__Items listed in a dataset__:
******************************

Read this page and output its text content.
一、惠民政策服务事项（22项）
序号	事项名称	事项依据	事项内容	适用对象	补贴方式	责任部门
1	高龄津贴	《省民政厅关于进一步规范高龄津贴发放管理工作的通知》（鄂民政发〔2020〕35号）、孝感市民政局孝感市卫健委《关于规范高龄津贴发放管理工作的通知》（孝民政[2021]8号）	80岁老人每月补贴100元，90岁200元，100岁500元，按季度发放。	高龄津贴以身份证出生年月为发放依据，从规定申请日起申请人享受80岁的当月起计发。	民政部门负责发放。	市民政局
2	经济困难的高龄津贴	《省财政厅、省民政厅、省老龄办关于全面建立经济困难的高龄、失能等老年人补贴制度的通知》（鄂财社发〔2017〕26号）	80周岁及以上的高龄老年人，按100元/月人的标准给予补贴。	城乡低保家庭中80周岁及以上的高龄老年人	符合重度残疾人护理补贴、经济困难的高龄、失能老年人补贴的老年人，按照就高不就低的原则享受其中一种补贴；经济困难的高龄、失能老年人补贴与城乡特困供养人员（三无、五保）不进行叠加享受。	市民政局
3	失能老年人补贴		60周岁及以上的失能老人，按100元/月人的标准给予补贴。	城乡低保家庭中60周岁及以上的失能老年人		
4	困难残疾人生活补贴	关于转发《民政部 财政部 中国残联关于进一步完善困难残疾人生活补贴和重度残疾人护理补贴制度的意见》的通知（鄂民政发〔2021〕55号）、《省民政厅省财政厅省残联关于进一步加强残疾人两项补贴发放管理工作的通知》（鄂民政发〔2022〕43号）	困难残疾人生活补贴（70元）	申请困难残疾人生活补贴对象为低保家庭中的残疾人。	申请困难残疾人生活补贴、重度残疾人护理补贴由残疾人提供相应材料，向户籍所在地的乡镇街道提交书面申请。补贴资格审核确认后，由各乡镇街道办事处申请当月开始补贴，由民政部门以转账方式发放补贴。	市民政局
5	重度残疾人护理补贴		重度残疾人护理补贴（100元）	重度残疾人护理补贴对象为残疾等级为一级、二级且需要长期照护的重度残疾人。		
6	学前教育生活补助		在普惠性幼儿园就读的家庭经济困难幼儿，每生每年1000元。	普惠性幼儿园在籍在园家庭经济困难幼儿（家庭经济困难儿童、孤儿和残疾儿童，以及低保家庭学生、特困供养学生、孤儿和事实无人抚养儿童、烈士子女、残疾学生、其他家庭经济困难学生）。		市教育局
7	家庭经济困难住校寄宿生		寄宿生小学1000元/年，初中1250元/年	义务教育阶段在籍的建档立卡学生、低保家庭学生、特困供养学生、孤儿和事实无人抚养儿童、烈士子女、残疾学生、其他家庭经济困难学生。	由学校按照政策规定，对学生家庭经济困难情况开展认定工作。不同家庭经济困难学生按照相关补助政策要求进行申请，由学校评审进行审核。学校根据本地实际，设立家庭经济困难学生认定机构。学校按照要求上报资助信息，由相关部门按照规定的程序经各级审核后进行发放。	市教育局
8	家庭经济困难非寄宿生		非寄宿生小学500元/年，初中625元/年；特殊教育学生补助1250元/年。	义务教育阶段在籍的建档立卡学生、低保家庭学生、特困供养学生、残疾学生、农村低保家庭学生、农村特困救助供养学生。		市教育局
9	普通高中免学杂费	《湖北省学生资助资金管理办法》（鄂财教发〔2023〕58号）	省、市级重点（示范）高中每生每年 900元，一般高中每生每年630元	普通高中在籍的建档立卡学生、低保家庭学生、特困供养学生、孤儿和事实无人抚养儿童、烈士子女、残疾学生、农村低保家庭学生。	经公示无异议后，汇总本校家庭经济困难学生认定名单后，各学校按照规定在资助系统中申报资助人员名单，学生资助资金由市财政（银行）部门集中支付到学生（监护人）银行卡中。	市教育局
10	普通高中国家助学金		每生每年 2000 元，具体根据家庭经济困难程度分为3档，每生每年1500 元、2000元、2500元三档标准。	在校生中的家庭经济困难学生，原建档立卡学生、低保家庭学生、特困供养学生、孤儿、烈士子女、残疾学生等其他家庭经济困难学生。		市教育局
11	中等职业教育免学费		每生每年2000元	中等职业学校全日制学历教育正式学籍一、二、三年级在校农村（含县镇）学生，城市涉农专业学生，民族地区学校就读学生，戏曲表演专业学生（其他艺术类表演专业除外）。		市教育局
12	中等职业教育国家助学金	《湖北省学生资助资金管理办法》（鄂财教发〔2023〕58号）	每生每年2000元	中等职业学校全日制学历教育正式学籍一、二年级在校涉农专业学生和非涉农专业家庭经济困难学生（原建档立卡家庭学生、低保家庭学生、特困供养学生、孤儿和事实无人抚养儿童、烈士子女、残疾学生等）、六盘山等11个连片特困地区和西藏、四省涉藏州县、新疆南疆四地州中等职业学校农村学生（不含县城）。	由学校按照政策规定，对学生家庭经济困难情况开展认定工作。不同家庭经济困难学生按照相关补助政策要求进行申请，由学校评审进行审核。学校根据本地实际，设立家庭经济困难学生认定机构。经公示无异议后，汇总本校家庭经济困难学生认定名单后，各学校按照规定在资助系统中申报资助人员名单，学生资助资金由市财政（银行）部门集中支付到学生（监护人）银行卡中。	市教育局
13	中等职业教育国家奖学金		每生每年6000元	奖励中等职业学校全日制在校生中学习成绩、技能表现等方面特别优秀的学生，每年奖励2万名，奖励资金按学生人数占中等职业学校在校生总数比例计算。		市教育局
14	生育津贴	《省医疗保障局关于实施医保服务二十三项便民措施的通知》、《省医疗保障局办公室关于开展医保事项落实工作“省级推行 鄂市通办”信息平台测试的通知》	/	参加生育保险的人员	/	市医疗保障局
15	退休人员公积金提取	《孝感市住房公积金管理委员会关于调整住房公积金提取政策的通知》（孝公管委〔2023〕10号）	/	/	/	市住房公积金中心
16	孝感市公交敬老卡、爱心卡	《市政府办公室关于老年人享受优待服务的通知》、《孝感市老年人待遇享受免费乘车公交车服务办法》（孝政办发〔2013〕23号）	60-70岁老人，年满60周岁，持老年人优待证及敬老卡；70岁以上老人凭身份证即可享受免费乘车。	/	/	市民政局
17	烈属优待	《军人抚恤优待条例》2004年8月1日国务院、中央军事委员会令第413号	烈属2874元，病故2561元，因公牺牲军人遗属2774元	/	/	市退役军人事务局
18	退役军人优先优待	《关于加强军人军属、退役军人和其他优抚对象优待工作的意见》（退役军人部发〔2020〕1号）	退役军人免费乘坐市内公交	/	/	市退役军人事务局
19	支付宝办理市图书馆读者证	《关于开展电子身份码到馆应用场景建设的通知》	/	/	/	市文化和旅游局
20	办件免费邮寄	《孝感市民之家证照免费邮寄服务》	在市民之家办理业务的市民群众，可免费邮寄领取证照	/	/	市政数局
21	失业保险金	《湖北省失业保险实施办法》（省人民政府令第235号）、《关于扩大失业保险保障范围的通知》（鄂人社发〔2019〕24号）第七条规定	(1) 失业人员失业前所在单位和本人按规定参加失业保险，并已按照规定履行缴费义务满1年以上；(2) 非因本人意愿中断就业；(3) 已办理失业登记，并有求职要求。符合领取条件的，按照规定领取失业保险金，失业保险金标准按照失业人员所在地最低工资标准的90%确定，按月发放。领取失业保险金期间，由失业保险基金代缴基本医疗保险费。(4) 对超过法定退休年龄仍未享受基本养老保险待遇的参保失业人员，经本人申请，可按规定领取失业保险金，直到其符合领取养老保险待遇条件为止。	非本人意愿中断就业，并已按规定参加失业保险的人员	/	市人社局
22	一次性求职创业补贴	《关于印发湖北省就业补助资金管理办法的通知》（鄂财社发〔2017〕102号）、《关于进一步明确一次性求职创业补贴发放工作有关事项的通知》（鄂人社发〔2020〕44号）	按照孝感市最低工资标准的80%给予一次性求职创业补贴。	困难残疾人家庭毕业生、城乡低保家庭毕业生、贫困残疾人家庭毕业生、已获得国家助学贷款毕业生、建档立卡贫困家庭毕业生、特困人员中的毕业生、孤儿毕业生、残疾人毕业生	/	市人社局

******************************

__Aim__: Tally the lines of the preceding listing in which the word "经公示无异议后" appears; state nothing but the total.

__Solution to the problem__: 2